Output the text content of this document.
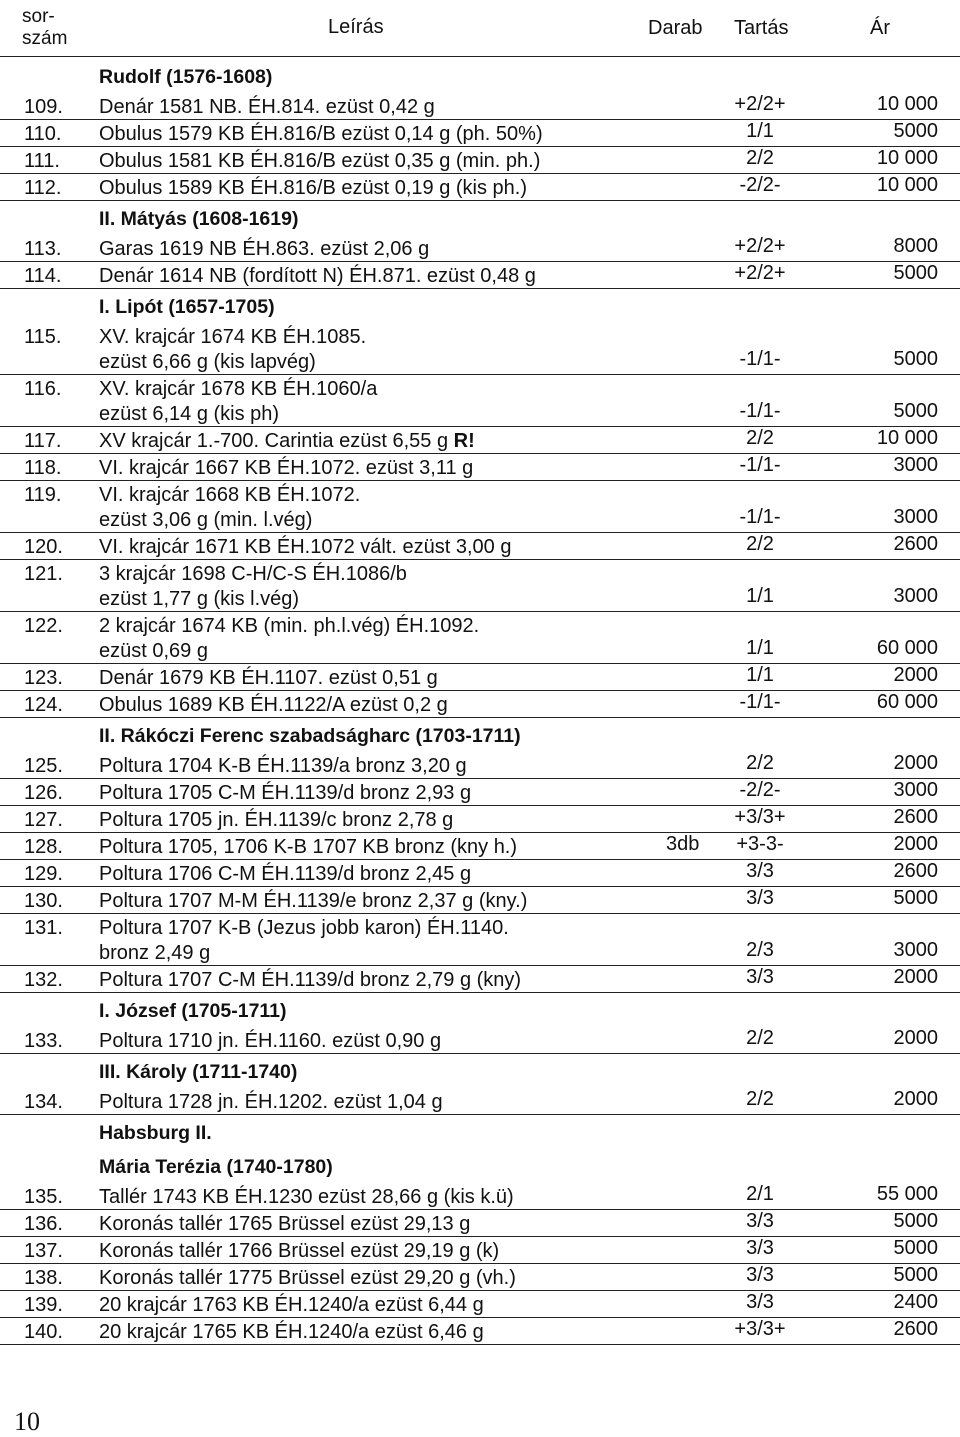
sor-
szám
Leírás	Darab Tartás	Ár
Rudolf (1576-1608)
109. Denár 1581 NB. ÉH.814. ezüst 0,42 g	+2/2+	10 000
110. Obulus 1579 KB ÉH.816/B ezüst 0,14 g (ph. 50%)	1/1	5000
111. Obulus 1581 KB ÉH.816/B ezüst 0,35 g (min. ph.)	2/2	10 000
112. Obulus 1589 KB ÉH.816/B ezüst 0,19 g (kis ph.)	-2/2-	10 000
II. Mátyás (1608-1619)
113. Garas 1619 NB ÉH.863. ezüst 2,06 g	+2/2+	8000
114. Denár 1614 NB (fordított N) ÉH.871. ezüst 0,48 g	+2/2+	5000
I. Lipót (1657-1705)
115. XV. krajcár 1674 KB ÉH.1085.
ezüst 6,66 g (kis lapvég)	-1/1-	5000
116. XV. krajcár 1678 KB ÉH.1060/a
ezüst 6,14 g (kis ph)	-1/1-	5000
117. XV krajcár 1.-700. Carintia ezüst 6,55 g R!	2/2	10 000
118. VI. krajcár 1667 KB ÉH.1072. ezüst 3,11 g	-1/1-	3000
119. VI. krajcár 1668 KB ÉH.1072.
ezüst 3,06 g (min. l.vég)	-1/1-	3000
120. VI. krajcár 1671 KB ÉH.1072 vált. ezüst 3,00 g	2/2	2600
121. 3 krajcár 1698 C-H/C-S ÉH.1086/b
ezüst 1,77 g (kis l.vég)	1/1	3000
122. 2 krajcár 1674 KB (min. ph.l.vég) ÉH.1092.
ezüst 0,69 g	1/1	60 000
123. Denár 1679 KB ÉH.1107. ezüst 0,51 g	1/1	2000
124. Obulus 1689 KB ÉH.1122/A ezüst 0,2 g	-1/1-	60 000
II. Rákóczi Ferenc szabadságharc (1703-1711)
125. Poltura 1704 K-B ÉH.1139/a bronz 3,20 g	2/2	2000
126. Poltura 1705 C-M ÉH.1139/d bronz 2,93 g	-2/2-	3000
127. Poltura 1705 jn. ÉH.1139/c bronz 2,78 g	+3/3+	2600
128. Poltura 1705, 1706 K-B 1707 KB bronz (kny h.)	3db	+3-3-	2000
129. Poltura 1706 C-M ÉH.1139/d bronz 2,45 g	3/3	2600
130. Poltura 1707 M-M ÉH.1139/e bronz 2,37 g (kny.)	3/3	5000
131. Poltura 1707 K-B (Jezus jobb karon) ÉH.1140.
bronz 2,49 g	2/3	3000
132. Poltura 1707 C-M ÉH.1139/d bronz 2,79 g (kny)	3/3	2000
I. József (1705-1711)
133. Poltura 1710 jn. ÉH.1160. ezüst 0,90 g	2/2	2000
III. Károly (1711-1740)
134. Poltura 1728 jn. ÉH.1202. ezüst 1,04 g	2/2	2000
Habsburg II.
Mária Terézia (1740-1780)
135. Tallér 1743 KB ÉH.1230 ezüst 28,66 g (kis k.ü)	2/1	55 000
136. Koronás tallér 1765 Brüssel ezüst 29,13 g	3/3	5000
137. Koronás tallér 1766 Brüssel ezüst 29,19 g (k)	3/3	5000
138. Koronás tallér 1775 Brüssel ezüst 29,20 g (vh.)	3/3	5000
139. 20 krajcár 1763 KB ÉH.1240/a ezüst 6,44 g	3/3	2400
140. 20 krajcár 1765 KB ÉH.1240/a ezüst 6,46 g	+3/3+	2600
10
★ ★ ★ ★ ★ ★ ★
» **SHORT TASK**
Copy out each line that contains the word "Denár".

» **FINISHED ANSWER**
109. Denár 1581 NB. ÉH.814. ezüst 0,42 g	+2/2+	10 000
114. Denár 1614 NB (fordított N) ÉH.871. ezüst 0,48 g	+2/2+	5000
123. Denár 1679 KB ÉH.1107. ezüst 0,51 g	1/1	2000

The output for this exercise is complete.